======== Provided information ========

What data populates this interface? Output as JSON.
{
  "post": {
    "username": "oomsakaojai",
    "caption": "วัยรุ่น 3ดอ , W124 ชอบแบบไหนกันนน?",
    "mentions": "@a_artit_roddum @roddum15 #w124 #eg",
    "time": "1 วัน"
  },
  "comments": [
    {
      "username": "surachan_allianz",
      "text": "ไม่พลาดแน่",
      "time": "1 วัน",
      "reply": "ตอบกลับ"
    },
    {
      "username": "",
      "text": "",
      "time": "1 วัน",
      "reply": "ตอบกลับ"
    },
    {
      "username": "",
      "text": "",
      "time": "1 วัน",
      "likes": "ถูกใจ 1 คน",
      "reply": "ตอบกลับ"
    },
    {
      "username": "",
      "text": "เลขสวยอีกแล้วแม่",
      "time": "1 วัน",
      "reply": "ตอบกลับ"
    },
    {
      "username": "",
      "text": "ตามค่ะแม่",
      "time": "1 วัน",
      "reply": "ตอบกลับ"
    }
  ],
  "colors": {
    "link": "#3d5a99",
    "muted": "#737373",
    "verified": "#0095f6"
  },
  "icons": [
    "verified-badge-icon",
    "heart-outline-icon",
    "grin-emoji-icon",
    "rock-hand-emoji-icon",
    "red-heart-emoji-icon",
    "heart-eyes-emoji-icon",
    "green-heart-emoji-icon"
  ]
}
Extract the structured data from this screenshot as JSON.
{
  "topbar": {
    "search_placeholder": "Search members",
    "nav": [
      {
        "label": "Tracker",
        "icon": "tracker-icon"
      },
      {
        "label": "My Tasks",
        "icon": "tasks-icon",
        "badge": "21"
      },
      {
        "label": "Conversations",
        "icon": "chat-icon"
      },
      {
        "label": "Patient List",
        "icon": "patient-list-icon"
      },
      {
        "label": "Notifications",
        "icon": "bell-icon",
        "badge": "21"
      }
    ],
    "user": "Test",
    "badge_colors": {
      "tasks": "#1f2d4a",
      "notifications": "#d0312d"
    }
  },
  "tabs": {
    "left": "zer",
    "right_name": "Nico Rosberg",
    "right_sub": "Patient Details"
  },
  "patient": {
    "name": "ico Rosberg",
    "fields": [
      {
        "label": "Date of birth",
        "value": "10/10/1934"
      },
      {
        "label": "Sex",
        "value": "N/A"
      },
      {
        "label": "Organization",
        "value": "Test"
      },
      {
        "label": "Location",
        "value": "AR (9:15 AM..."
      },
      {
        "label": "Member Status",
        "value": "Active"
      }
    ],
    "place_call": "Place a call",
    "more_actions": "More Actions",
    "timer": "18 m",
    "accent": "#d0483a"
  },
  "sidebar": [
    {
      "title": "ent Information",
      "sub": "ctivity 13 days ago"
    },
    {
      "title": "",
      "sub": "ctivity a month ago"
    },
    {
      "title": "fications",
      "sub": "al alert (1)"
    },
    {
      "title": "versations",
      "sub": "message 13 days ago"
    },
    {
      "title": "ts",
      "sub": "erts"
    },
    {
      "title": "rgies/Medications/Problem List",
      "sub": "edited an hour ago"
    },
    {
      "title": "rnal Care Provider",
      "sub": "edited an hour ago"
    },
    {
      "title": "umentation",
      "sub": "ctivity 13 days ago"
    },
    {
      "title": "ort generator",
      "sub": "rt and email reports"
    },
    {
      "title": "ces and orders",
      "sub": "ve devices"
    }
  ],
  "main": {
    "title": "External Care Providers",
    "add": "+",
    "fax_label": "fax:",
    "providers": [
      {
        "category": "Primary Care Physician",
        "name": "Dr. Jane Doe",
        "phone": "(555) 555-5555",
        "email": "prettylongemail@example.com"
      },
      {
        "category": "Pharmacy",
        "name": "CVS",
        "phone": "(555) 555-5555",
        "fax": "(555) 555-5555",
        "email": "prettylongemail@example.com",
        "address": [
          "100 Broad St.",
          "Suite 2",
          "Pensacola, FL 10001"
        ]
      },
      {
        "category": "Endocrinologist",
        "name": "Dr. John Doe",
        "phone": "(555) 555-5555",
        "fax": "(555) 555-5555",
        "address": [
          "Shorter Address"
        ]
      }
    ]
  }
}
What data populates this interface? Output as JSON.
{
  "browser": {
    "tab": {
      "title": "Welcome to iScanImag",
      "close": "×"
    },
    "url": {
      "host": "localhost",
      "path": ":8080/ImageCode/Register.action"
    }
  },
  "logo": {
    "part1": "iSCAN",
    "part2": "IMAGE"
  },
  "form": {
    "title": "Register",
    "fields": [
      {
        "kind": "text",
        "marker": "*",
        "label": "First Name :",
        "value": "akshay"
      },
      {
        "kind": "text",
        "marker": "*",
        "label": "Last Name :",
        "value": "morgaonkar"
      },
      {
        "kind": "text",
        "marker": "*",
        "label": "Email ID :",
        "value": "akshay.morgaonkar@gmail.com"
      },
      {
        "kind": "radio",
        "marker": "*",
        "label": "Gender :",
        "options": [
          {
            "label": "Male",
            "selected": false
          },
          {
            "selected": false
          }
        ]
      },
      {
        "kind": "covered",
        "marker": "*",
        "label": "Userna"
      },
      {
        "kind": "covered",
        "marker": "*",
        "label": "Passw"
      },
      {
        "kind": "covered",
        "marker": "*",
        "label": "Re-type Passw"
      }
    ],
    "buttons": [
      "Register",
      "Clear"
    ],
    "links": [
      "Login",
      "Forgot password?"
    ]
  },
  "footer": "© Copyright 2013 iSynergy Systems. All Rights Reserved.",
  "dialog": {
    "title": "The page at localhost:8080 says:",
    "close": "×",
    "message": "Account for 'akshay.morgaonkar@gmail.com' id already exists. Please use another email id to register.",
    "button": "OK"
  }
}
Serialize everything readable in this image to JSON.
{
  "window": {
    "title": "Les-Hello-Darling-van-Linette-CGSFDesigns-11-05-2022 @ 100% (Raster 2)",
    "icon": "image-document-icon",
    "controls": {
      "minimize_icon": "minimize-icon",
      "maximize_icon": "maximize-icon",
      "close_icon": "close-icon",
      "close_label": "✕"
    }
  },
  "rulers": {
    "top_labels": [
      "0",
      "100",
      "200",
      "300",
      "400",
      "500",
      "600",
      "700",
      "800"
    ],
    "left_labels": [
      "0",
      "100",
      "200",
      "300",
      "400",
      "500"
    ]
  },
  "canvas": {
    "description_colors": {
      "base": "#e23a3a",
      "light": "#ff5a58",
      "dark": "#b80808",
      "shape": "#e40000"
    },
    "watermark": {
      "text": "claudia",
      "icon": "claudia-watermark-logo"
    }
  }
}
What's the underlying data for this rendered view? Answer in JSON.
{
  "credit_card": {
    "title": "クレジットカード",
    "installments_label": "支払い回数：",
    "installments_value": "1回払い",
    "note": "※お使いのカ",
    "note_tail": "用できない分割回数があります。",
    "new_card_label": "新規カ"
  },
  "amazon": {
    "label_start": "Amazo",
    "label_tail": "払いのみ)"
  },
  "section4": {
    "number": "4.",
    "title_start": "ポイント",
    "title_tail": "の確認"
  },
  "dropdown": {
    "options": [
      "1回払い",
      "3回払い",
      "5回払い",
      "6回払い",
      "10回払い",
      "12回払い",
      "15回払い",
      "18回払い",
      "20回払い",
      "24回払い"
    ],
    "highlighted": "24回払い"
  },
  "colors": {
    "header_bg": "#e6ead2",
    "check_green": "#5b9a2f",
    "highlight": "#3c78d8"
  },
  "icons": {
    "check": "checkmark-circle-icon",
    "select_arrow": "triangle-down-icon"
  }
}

========

• Stated problem: Each entry above is to be printed again exactly.

• Output for this exercise:
What data populates this interface? Output as JSON.
{
  "post": {
    "username": "oomsakaojai",
    "caption": "วัยรุ่น 3ดอ , W124 ชอบแบบไหนกันนน?",
    "mentions": "@a_artit_roddum @roddum15 #w124 #eg",
    "time": "1 วัน"
  },
  "comments": [
    {
      "username": "surachan_allianz",
      "text": "ไม่พลาดแน่",
      "time": "1 วัน",
      "reply": "ตอบกลับ"
    },
    {
      "username": "",
      "text": "",
      "time": "1 วัน",
      "reply": "ตอบกลับ"
    },
    {
      "username": "",
      "text": "",
      "time": "1 วัน",
      "likes": "ถูกใจ 1 คน",
      "reply": "ตอบกลับ"
    },
    {
      "username": "",
      "text": "เลขสวยอีกแล้วแม่",
      "time": "1 วัน",
      "reply": "ตอบกลับ"
    },
    {
      "username": "",
      "text": "ตามค่ะแม่",
      "time": "1 วัน",
      "reply": "ตอบกลับ"
    }
  ],
  "colors": {
    "link": "#3d5a99",
    "muted": "#737373",
    "verified": "#0095f6"
  },
  "icons": [
    "verified-badge-icon",
    "heart-outline-icon",
    "grin-emoji-icon",
    "rock-hand-emoji-icon",
    "red-heart-emoji-icon",
    "heart-eyes-emoji-icon",
    "green-heart-emoji-icon"
  ]
}
Extract the structured data from this screenshot as JSON.
{
  "topbar": {
    "search_placeholder": "Search members",
    "nav": [
      {
        "label": "Tracker",
        "icon": "tracker-icon"
      },
      {
        "label": "My Tasks",
        "icon": "tasks-icon",
        "badge": "21"
      },
      {
        "label": "Conversations",
        "icon": "chat-icon"
      },
      {
        "label": "Patient List",
        "icon": "patient-list-icon"
      },
      {
        "label": "Notifications",
        "icon": "bell-icon",
        "badge": "21"
      }
    ],
    "user": "Test",
    "badge_colors": {
      "tasks": "#1f2d4a",
      "notifications": "#d0312d"
    }
  },
  "tabs": {
    "left": "zer",
    "right_name": "Nico Rosberg",
    "right_sub": "Patient Details"
  },
  "patient": {
    "name": "ico Rosberg",
    "fields": [
      {
        "label": "Date of birth",
        "value": "10/10/1934"
      },
      {
        "label": "Sex",
        "value": "N/A"
      },
      {
        "label": "Organization",
        "value": "Test"
      },
      {
        "label": "Location",
        "value": "AR (9:15 AM..."
      },
      {
        "label": "Member Status",
        "value": "Active"
      }
    ],
    "place_call": "Place a call",
    "more_actions": "More Actions",
    "timer": "18 m",
    "accent": "#d0483a"
  },
  "sidebar": [
    {
      "title": "ent Information",
      "sub": "ctivity 13 days ago"
    },
    {
      "title": "",
      "sub": "ctivity a month ago"
    },
    {
      "title": "fications",
      "sub": "al alert (1)"
    },
    {
      "title": "versations",
      "sub": "message 13 days ago"
    },
    {
      "title": "ts",
      "sub": "erts"
    },
    {
      "title": "rgies/Medications/Problem List",
      "sub": "edited an hour ago"
    },
    {
      "title": "rnal Care Provider",
      "sub": "edited an hour ago"
    },
    {
      "title": "umentation",
      "sub": "ctivity 13 days ago"
    },
    {
      "title": "ort generator",
      "sub": "rt and email reports"
    },
    {
      "title": "ces and orders",
      "sub": "ve devices"
    }
  ],
  "main": {
    "title": "External Care Providers",
    "add": "+",
    "fax_label": "fax:",
    "providers": [
      {
        "category": "Primary Care Physician",
        "name": "Dr. Jane Doe",
        "phone": "(555) 555-5555",
        "email": "prettylongemail@example.com"
      },
      {
        "category": "Pharmacy",
        "name": "CVS",
        "phone": "(555) 555-5555",
        "fax": "(555) 555-5555",
        "email": "prettylongemail@example.com",
        "address": [
          "100 Broad St.",
          "Suite 2",
          "Pensacola, FL 10001"
        ]
      },
      {
        "category": "Endocrinologist",
        "name": "Dr. John Doe",
        "phone": "(555) 555-5555",
        "fax": "(555) 555-5555",
        "address": [
          "Shorter Address"
        ]
      }
    ]
  }
}
What data populates this interface? Output as JSON.
{
  "browser": {
    "tab": {
      "title": "Welcome to iScanImag",
      "close": "×"
    },
    "url": {
      "host": "localhost",
      "path": ":8080/ImageCode/Register.action"
    }
  },
  "logo": {
    "part1": "iSCAN",
    "part2": "IMAGE"
  },
  "form": {
    "title": "Register",
    "fields": [
      {
        "kind": "text",
        "marker": "*",
        "label": "First Name :",
        "value": "akshay"
      },
      {
        "kind": "text",
        "marker": "*",
        "label": "Last Name :",
        "value": "morgaonkar"
      },
      {
        "kind": "text",
        "marker": "*",
        "label": "Email ID :",
        "value": "akshay.morgaonkar@gmail.com"
      },
      {
        "kind": "radio",
        "marker": "*",
        "label": "Gender :",
        "options": [
          {
            "label": "Male",
            "selected": false
          },
          {
            "selected": false
          }
        ]
      },
      {
        "kind": "covered",
        "marker": "*",
        "label": "Userna"
      },
      {
        "kind": "covered",
        "marker": "*",
        "label": "Passw"
      },
      {
        "kind": "covered",
        "marker": "*",
        "label": "Re-type Passw"
      }
    ],
    "buttons": [
      "Register",
      "Clear"
    ],
    "links": [
      "Login",
      "Forgot password?"
    ]
  },
  "footer": "© Copyright 2013 iSynergy Systems. All Rights Reserved.",
  "dialog": {
    "title": "The page at localhost:8080 says:",
    "close": "×",
    "message": "Account for 'akshay.morgaonkar@gmail.com' id already exists. Please use another email id to register.",
    "button": "OK"
  }
}
Serialize everything readable in this image to JSON.
{
  "window": {
    "title": "Les-Hello-Darling-van-Linette-CGSFDesigns-11-05-2022 @ 100% (Raster 2)",
    "icon": "image-document-icon",
    "controls": {
      "minimize_icon": "minimize-icon",
      "maximize_icon": "maximize-icon",
      "close_icon": "close-icon",
      "close_label": "✕"
    }
  },
  "rulers": {
    "top_labels": [
      "0",
      "100",
      "200",
      "300",
      "400",
      "500",
      "600",
      "700",
      "800"
    ],
    "left_labels": [
      "0",
      "100",
      "200",
      "300",
      "400",
      "500"
    ]
  },
  "canvas": {
    "description_colors": {
      "base": "#e23a3a",
      "light": "#ff5a58",
      "dark": "#b80808",
      "shape": "#e40000"
    },
    "watermark": {
      "text": "claudia",
      "icon": "claudia-watermark-logo"
    }
  }
}
What's the underlying data for this rendered view? Answer in JSON.
{
  "credit_card": {
    "title": "クレジットカード",
    "installments_label": "支払い回数：",
    "installments_value": "1回払い",
    "note": "※お使いのカ",
    "note_tail": "用できない分割回数があります。",
    "new_card_label": "新規カ"
  },
  "amazon": {
    "label_start": "Amazo",
    "label_tail": "払いのみ)"
  },
  "section4": {
    "number": "4.",
    "title_start": "ポイント",
    "title_tail": "の確認"
  },
  "dropdown": {
    "options": [
      "1回払い",
      "3回払い",
      "5回払い",
      "6回払い",
      "10回払い",
      "12回払い",
      "15回払い",
      "18回払い",
      "20回払い",
      "24回払い"
    ],
    "highlighted": "24回払い"
  },
  "colors": {
    "header_bg": "#e6ead2",
    "check_green": "#5b9a2f",
    "highlight": "#3c78d8"
  },
  "icons": {
    "check": "checkmark-circle-icon",
    "select_arrow": "triangle-down-icon"
  }
}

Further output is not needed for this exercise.